>> begin Dataset entries
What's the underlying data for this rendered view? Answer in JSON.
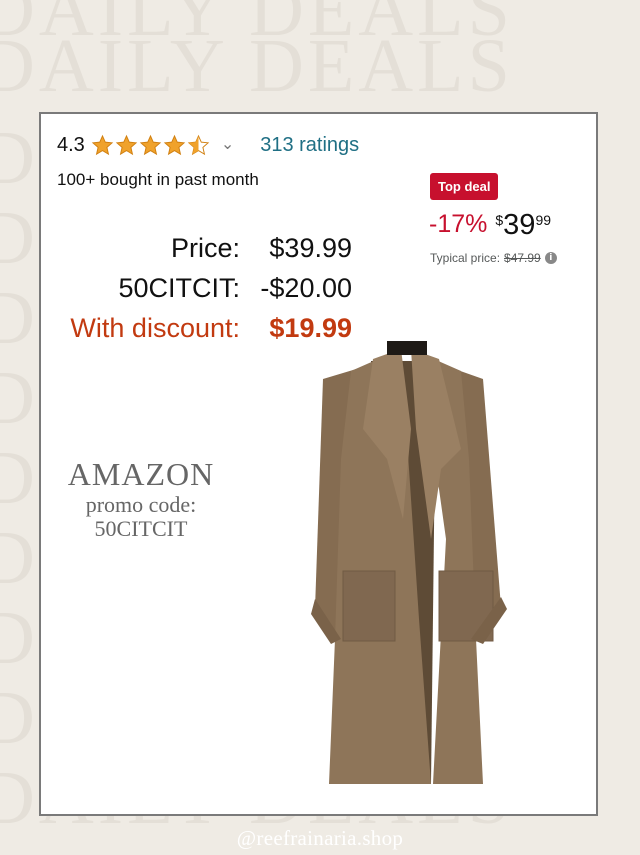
{
  "background": {
    "watermark_text": "DAILY DEALS"
  },
  "listing": {
    "rating_value": "4.3",
    "stars_filled": 4.3,
    "ratings_count": "313 ratings",
    "bought_text": "100+ bought in past month",
    "badge": "Top deal",
    "discount": "-17%",
    "currency": "$",
    "price_whole": "39",
    "price_cents": "99",
    "typical_label": "Typical price:",
    "typical_value": "$47.99"
  },
  "breakdown": [
    {
      "label": "Price:",
      "value": "$39.99"
    },
    {
      "label": "50CITCIT:",
      "value": "-$20.00"
    },
    {
      "label": "With discount:",
      "value": "$19.99"
    }
  ],
  "promo": {
    "brand": "AMAZON",
    "line1": "promo code:",
    "line2": "50CITCIT"
  },
  "footer": {
    "handle": "@reefrainaria.shop"
  },
  "colors": {
    "accent_red": "#c7102e",
    "discount_orange": "#c23a10",
    "link_teal": "#1f6f84",
    "star": "#f0a22b",
    "coat": "#8e7559"
  }
}
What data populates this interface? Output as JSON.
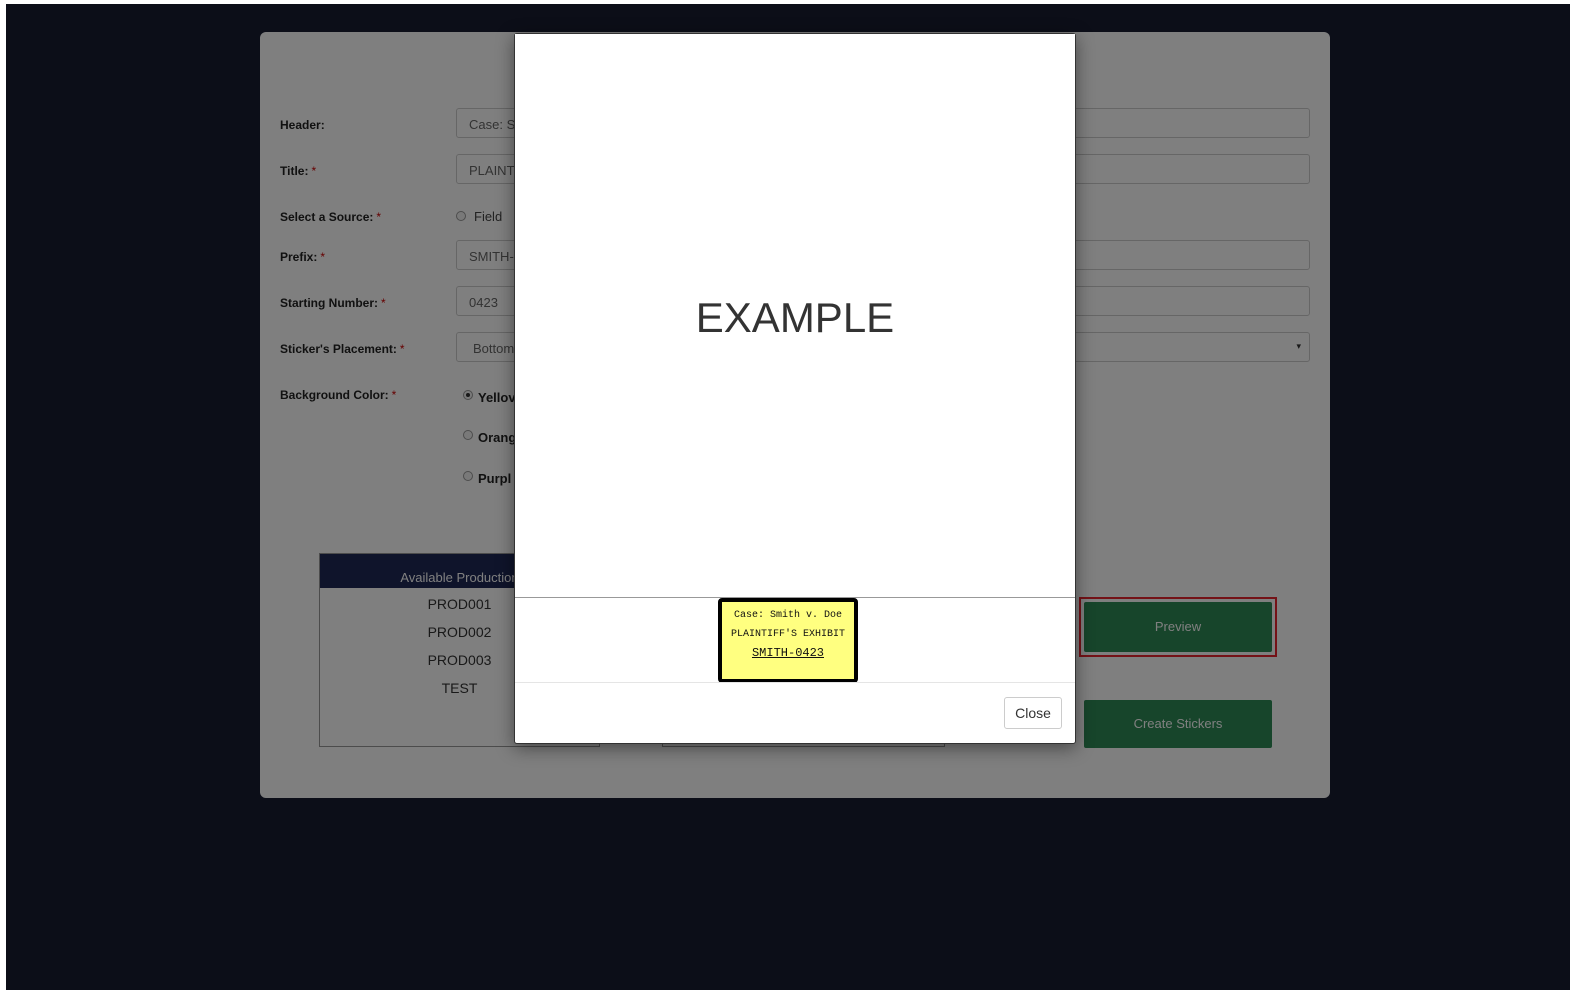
{
  "form": {
    "header_label": "Header:",
    "header_value": "Case: S",
    "title_label": "Title:",
    "title_value": "PLAINT",
    "source_label": "Select a Source:",
    "source_option_field": "Field",
    "prefix_label": "Prefix:",
    "prefix_value": "SMITH-",
    "starting_number_label": "Starting Number:",
    "starting_number_value": "0423",
    "placement_label": "Sticker's Placement:",
    "placement_value": "Bottom",
    "bg_color_label": "Background Color:",
    "color_yellow": "Yellov",
    "color_orange": "Orang",
    "color_purple": "Purpl",
    "required_mark": "*"
  },
  "productions": {
    "header": "Available Production",
    "items": [
      "PROD001",
      "PROD002",
      "PROD003",
      "TEST"
    ]
  },
  "buttons": {
    "preview": "Preview",
    "create_stickers": "Create Stickers"
  },
  "modal": {
    "example_text": "EXAMPLE",
    "sticker_line1": "Case: Smith v. Doe",
    "sticker_line2": "PLAINTIFF'S EXHIBIT",
    "sticker_line3": "SMITH-0423",
    "close": "Close"
  },
  "colors": {
    "page_bg": "#181c30",
    "accent_green": "#2e8b57",
    "list_header": "#1e2857",
    "highlight": "#e8242e",
    "sticker_yellow": "#ffff80"
  },
  "icons": {
    "dropdown": "▾"
  }
}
>> end Dataset entries
Reproduce verbatim every line starting at the line that holds "What data populates" and ending with the final line of the data; omit the pictures.

What data populates this interface? Output as JSON.
{
  "form": {
    "header_label": "Header:",
    "header_value": "Case: S",
    "title_label": "Title:",
    "title_value": "PLAINT",
    "source_label": "Select a Source:",
    "source_option_field": "Field",
    "prefix_label": "Prefix:",
    "prefix_value": "SMITH-",
    "starting_number_label": "Starting Number:",
    "starting_number_value": "0423",
    "placement_label": "Sticker's Placement:",
    "placement_value": "Bottom",
    "bg_color_label": "Background Color:",
    "color_yellow": "Yellov",
    "color_orange": "Orang",
    "color_purple": "Purpl",
    "required_mark": "*"
  },
  "productions": {
    "header": "Available Production",
    "items": [
      "PROD001",
      "PROD002",
      "PROD003",
      "TEST"
    ]
  },
  "buttons": {
    "preview": "Preview",
    "create_stickers": "Create Stickers"
  },
  "modal": {
    "example_text": "EXAMPLE",
    "sticker_line1": "Case: Smith v. Doe",
    "sticker_line2": "PLAINTIFF'S EXHIBIT",
    "sticker_line3": "SMITH-0423",
    "close": "Close"
  },
  "colors": {
    "page_bg": "#181c30",
    "accent_green": "#2e8b57",
    "list_header": "#1e2857",
    "highlight": "#e8242e",
    "sticker_yellow": "#ffff80"
  },
  "icons": {
    "dropdown": "▾"
  }
}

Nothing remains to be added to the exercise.